▸ Exercise requirements: Copy each line in the data that includes the word "text".

▸ Data rows:

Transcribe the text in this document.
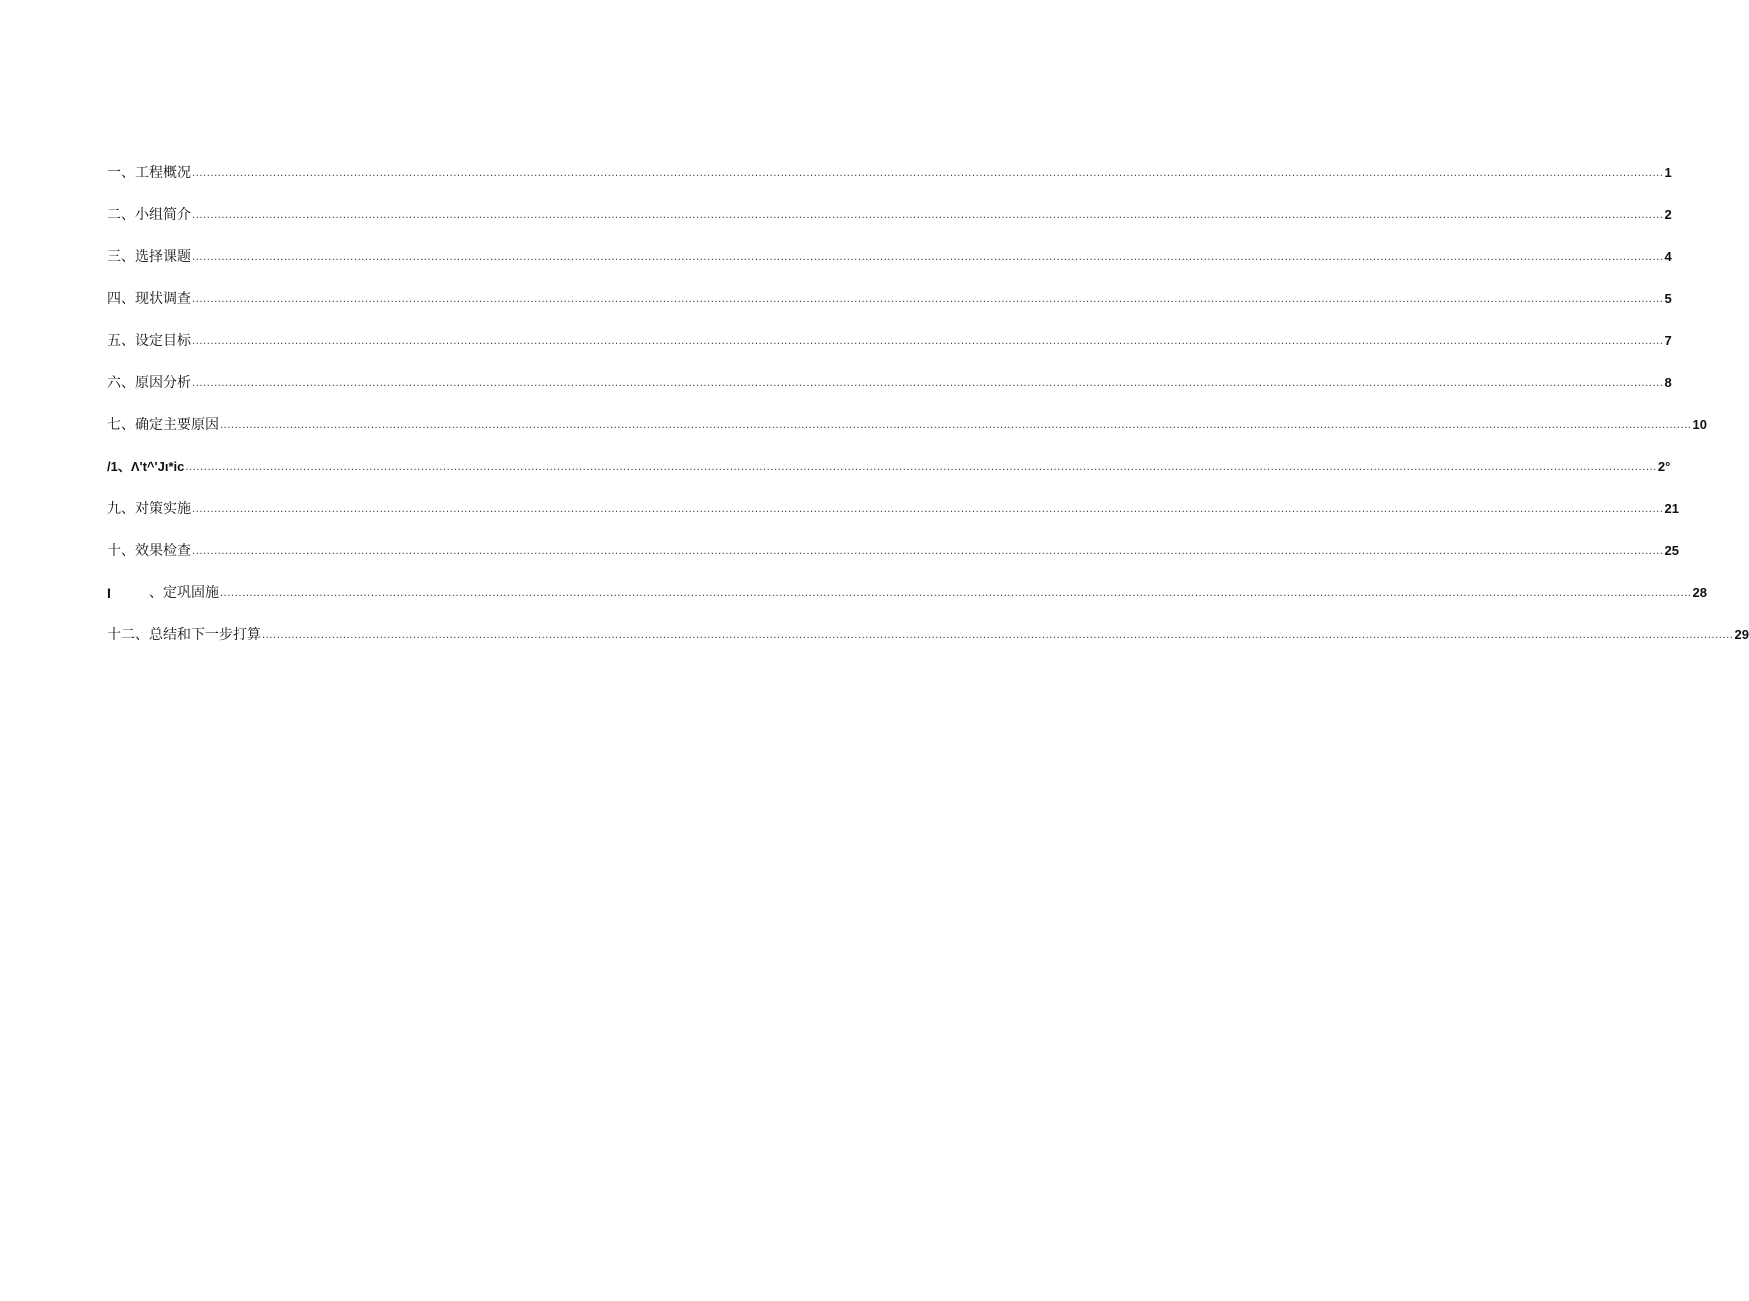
一、 工程概况 ................................................................................................................................................................................................................................................................................................................................................................................................................ 1
二、 小组简介 ................................................................................................................................................................................................................................................................................................................................................................................................................ 2
三、 选择课题 ................................................................................................................................................................................................................................................................................................................................................................................................................ 4
四、 现状调查 ................................................................................................................................................................................................................................................................................................................................................................................................................ 5
五、 设定目标 ................................................................................................................................................................................................................................................................................................................................................................................................................ 7
六、 原因分析 ................................................................................................................................................................................................................................................................................................................................................................................................................ 8
七、 确定主要原因 ................................................................................................................................................................................................................................................................................................................................................................................................................ 10
/1、 Λ't^'Jι*ic ................................................................................................................................................................................................................................................................................................................................................................................................................ 2°
九、 对策实施 ................................................................................................................................................................................................................................................................................................................................................................................................................ 21
十、 效果检查 ................................................................................................................................................................................................................................................................................................................................................................................................................ 25
I	、定巩固施 ................................................................................................................................................................................................................................................................................................................................................................................................................ 28
十二、 总结和下一步打算 ................................................................................................................................................................................................................................................................................................................................................................................................................ 29
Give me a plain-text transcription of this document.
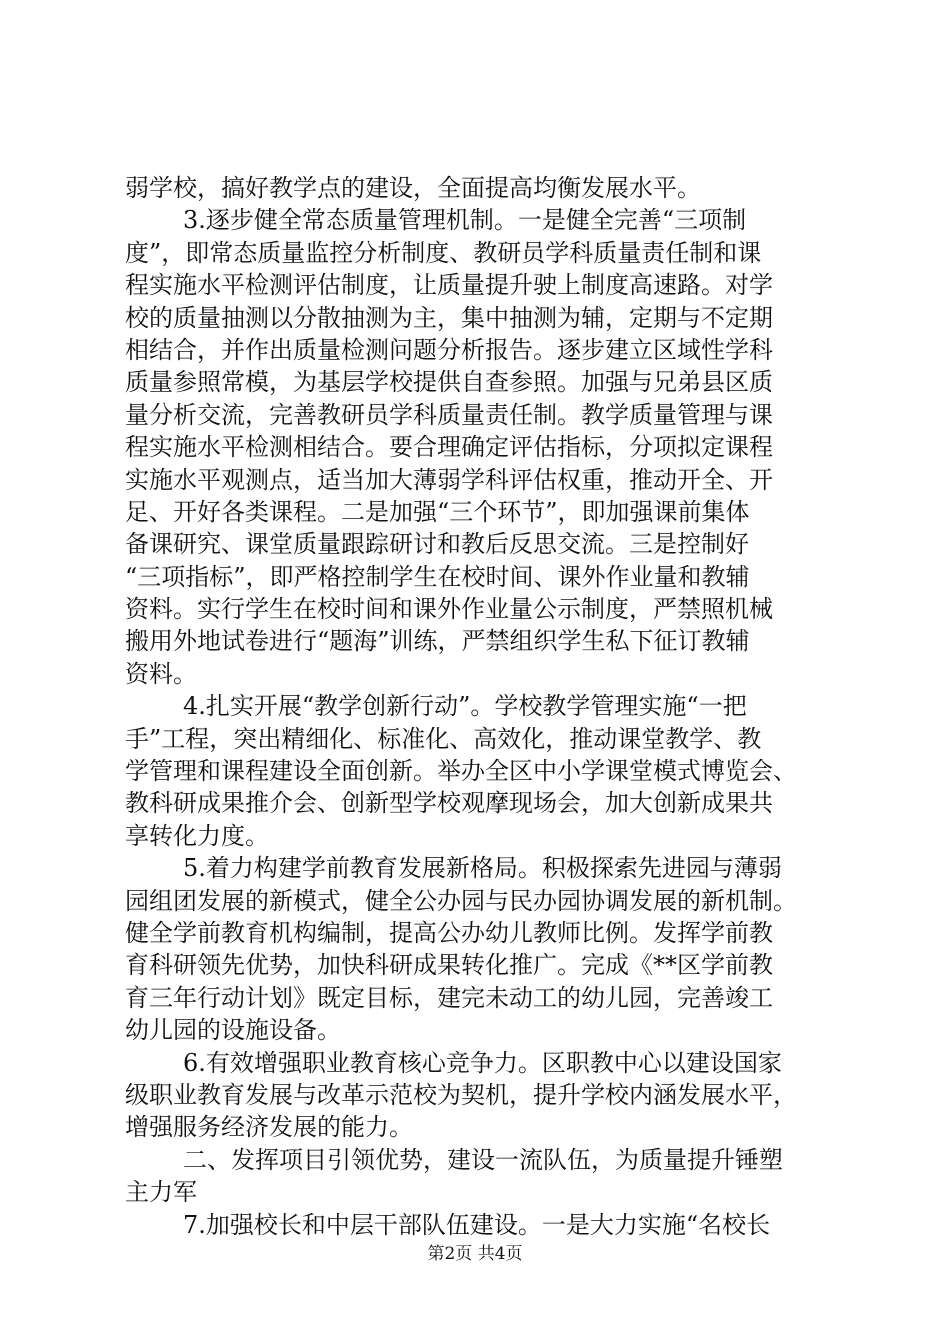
弱学校，搞好教学点的建设，全面提高均衡发展水平。
3.逐步健全常态质量管理机制。一是健全完善“三项制
度”，即常态质量监控分析制度、教研员学科质量责任制和课
程实施水平检测评估制度，让质量提升驶上制度高速路。对学
校的质量抽测以分散抽测为主，集中抽测为辅，定期与不定期
相结合，并作出质量检测问题分析报告。逐步建立区域性学科
质量参照常模，为基层学校提供自查参照。加强与兄弟县区质
量分析交流，完善教研员学科质量责任制。教学质量管理与课
程实施水平检测相结合。要合理确定评估指标，分项拟定课程
实施水平观测点，适当加大薄弱学科评估权重，推动开全、开
足、开好各类课程。二是加强“三个环节”，即加强课前集体
备课研究、课堂质量跟踪研讨和教后反思交流。三是控制好
“三项指标”，即严格控制学生在校时间、课外作业量和教辅
资料。实行学生在校时间和课外作业量公示制度，严禁照机械
搬用外地试卷进行“题海”训练，严禁组织学生私下征订教辅
资料。
4.扎实开展“教学创新行动”。学校教学管理实施“一把
手”工程，突出精细化、标准化、高效化，推动课堂教学、教
学管理和课程建设全面创新。举办全区中小学课堂模式博览会、
教科研成果推介会、创新型学校观摩现场会，加大创新成果共
享转化力度。
5.着力构建学前教育发展新格局。积极探索先进园与薄弱
园组团发展的新模式，健全公办园与民办园协调发展的新机制。
健全学前教育机构编制，提高公办幼儿教师比例。发挥学前教
育科研领先优势，加快科研成果转化推广。完成《**区学前教
育三年行动计划》既定目标，建完未动工的幼儿园，完善竣工
幼儿园的设施设备。
6.有效增强职业教育核心竞争力。区职教中心以建设国家
级职业教育发展与改革示范校为契机，提升学校内涵发展水平，
增强服务经济发展的能力。
二、发挥项目引领优势，建设一流队伍，为质量提升锤塑
主力军
7.加强校长和中层干部队伍建设。一是大力实施“名校长
第2页 共4页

▸ Task output:
Transcribe the text in this document.
Give me a plain-text transcription of this document.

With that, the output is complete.